STORED DATA
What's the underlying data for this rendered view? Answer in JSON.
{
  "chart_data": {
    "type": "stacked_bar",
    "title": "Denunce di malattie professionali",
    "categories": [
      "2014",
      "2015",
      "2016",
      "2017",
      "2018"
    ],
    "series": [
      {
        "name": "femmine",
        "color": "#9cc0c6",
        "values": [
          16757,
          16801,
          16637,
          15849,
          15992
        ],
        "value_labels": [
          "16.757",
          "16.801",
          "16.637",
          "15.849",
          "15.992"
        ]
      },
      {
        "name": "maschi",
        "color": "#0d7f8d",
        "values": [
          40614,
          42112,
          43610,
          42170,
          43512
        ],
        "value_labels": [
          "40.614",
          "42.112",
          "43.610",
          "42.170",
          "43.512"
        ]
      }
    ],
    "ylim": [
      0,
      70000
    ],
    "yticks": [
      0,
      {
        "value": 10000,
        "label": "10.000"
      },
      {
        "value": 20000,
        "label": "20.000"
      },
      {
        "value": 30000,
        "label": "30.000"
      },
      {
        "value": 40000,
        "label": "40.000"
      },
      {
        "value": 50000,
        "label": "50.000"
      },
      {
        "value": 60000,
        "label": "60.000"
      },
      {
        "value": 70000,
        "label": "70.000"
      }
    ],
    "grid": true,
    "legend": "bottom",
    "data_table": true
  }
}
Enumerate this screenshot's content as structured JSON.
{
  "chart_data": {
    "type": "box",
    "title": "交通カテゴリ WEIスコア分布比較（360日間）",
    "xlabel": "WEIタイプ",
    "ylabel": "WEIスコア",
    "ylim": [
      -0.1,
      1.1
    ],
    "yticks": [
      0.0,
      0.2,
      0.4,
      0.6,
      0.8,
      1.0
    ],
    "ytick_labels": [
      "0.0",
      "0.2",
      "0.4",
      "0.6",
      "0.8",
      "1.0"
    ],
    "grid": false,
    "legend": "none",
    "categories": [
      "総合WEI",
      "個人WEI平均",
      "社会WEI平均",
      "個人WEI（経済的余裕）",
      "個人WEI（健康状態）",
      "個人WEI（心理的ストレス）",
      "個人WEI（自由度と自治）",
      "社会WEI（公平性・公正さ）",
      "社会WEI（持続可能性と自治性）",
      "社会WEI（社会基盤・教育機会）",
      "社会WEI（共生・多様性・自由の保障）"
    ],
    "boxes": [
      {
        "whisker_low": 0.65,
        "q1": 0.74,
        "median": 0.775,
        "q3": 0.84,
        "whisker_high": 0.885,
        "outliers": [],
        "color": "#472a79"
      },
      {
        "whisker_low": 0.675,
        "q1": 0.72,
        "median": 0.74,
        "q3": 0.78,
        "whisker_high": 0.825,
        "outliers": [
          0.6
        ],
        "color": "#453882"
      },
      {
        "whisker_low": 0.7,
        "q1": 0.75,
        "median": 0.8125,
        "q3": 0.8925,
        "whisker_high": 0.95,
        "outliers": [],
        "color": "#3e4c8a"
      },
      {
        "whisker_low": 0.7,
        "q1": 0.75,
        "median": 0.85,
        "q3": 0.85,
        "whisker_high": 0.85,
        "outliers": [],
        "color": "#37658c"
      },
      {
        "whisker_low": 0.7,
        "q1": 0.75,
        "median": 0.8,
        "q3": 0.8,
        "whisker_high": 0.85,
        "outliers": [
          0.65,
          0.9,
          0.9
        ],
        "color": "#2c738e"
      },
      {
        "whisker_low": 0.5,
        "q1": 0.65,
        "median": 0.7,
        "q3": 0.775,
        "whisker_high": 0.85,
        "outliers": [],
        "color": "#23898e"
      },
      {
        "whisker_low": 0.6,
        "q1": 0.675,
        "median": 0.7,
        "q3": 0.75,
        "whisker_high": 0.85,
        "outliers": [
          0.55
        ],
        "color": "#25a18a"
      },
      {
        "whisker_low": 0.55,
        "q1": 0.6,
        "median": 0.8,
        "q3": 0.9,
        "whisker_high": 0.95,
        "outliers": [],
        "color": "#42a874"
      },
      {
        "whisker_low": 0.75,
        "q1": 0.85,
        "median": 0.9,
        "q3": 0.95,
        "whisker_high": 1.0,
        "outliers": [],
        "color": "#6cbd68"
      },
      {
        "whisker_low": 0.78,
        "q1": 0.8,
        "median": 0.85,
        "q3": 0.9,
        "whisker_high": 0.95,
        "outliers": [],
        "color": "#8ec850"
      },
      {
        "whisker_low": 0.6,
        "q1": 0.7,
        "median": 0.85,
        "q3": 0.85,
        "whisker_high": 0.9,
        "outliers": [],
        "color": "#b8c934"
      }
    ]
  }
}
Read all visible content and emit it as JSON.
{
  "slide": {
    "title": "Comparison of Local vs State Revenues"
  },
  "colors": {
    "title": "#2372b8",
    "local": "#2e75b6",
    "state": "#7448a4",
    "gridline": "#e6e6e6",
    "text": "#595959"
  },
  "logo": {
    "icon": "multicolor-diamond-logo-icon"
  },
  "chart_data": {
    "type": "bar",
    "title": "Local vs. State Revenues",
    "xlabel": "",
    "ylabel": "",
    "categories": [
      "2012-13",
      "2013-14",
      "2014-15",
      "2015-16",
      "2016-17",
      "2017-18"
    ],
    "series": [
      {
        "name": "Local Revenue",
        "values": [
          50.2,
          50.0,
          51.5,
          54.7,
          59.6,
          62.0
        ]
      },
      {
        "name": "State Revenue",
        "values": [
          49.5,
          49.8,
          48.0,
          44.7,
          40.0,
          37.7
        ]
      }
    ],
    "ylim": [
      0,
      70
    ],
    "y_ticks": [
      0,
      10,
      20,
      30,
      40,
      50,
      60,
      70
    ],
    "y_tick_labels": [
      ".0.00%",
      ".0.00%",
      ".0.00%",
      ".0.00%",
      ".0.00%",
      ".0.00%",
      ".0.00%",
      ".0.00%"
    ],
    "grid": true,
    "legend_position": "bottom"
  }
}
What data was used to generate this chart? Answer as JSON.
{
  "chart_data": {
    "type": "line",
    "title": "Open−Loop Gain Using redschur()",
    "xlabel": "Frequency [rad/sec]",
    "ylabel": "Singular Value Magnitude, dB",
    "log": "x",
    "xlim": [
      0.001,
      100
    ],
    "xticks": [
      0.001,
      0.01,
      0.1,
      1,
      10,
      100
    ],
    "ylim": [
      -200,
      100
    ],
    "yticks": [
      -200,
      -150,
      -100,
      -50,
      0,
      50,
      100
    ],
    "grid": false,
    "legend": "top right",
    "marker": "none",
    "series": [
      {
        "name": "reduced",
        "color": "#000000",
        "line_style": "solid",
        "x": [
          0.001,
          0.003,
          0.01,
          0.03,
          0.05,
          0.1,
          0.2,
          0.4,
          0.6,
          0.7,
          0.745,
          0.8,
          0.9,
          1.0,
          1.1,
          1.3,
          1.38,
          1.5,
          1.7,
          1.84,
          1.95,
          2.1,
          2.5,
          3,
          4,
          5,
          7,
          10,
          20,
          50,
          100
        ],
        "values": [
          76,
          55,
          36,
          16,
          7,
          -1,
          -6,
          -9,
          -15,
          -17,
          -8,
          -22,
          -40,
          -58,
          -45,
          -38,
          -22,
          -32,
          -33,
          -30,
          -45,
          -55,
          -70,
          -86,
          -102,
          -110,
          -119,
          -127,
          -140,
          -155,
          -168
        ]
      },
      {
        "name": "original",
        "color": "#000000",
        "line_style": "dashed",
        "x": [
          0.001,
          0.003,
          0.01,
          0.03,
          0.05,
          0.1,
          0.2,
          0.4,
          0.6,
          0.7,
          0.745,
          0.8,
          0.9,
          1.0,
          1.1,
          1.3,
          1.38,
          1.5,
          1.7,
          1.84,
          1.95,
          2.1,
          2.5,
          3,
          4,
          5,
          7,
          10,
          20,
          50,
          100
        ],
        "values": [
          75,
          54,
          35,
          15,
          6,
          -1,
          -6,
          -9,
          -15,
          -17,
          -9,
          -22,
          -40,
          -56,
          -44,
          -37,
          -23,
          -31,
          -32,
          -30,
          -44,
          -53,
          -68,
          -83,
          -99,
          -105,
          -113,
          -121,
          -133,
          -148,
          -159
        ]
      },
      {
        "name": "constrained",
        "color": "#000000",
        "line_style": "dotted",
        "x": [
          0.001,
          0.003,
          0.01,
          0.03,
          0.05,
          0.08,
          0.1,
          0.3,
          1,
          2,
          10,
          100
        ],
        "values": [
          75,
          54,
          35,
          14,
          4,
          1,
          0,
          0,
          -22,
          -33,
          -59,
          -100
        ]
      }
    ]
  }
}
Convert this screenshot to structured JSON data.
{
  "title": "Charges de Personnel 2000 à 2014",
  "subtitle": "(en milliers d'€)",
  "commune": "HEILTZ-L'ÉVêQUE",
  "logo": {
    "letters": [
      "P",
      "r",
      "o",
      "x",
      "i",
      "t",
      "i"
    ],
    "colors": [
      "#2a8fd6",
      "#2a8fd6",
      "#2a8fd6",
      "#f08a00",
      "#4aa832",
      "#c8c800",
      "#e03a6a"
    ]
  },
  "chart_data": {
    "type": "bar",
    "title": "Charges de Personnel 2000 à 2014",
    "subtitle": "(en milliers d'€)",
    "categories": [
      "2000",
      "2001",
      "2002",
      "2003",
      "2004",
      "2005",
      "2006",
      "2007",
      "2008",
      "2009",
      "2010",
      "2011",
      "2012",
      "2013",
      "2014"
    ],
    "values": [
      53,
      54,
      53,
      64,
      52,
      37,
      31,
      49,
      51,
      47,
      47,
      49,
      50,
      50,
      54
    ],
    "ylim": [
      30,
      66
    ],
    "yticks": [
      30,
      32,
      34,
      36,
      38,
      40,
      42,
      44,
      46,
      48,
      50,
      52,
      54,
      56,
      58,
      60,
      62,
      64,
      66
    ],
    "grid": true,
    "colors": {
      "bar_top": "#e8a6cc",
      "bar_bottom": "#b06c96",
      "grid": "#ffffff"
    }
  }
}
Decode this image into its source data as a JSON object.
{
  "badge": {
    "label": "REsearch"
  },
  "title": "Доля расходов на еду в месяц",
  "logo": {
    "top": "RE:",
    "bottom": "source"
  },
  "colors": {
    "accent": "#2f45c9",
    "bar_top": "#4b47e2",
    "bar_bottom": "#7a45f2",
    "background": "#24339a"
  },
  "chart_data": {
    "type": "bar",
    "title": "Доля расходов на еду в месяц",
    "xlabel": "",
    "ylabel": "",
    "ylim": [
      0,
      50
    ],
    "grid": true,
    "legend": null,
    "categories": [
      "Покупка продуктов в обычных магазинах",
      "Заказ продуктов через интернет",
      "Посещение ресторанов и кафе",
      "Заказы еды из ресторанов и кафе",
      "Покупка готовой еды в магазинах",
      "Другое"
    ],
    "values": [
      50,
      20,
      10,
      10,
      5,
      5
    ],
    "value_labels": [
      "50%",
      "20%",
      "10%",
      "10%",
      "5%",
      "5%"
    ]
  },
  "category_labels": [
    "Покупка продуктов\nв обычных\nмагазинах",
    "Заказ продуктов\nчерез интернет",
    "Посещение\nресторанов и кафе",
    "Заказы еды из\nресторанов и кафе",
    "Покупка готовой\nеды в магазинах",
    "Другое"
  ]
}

TASK STATEMENT
Repeat word for word the lines running from the line containing "Decode this image" to the end of the entries above, inclusive.

ANSWER
Decode this image into its source data as a JSON object.
{
  "badge": {
    "label": "REsearch"
  },
  "title": "Доля расходов на еду в месяц",
  "logo": {
    "top": "RE:",
    "bottom": "source"
  },
  "colors": {
    "accent": "#2f45c9",
    "bar_top": "#4b47e2",
    "bar_bottom": "#7a45f2",
    "background": "#24339a"
  },
  "chart_data": {
    "type": "bar",
    "title": "Доля расходов на еду в месяц",
    "xlabel": "",
    "ylabel": "",
    "ylim": [
      0,
      50
    ],
    "grid": true,
    "legend": null,
    "categories": [
      "Покупка продуктов в обычных магазинах",
      "Заказ продуктов через интернет",
      "Посещение ресторанов и кафе",
      "Заказы еды из ресторанов и кафе",
      "Покупка готовой еды в магазинах",
      "Другое"
    ],
    "values": [
      50,
      20,
      10,
      10,
      5,
      5
    ],
    "value_labels": [
      "50%",
      "20%",
      "10%",
      "10%",
      "5%",
      "5%"
    ]
  },
  "category_labels": [
    "Покупка продуктов\nв обычных\nмагазинах",
    "Заказ продуктов\nчерез интернет",
    "Посещение\nресторанов и кафе",
    "Заказы еды из\nресторанов и кафе",
    "Покупка готовой\nеды в магазинах",
    "Другое"
  ]
}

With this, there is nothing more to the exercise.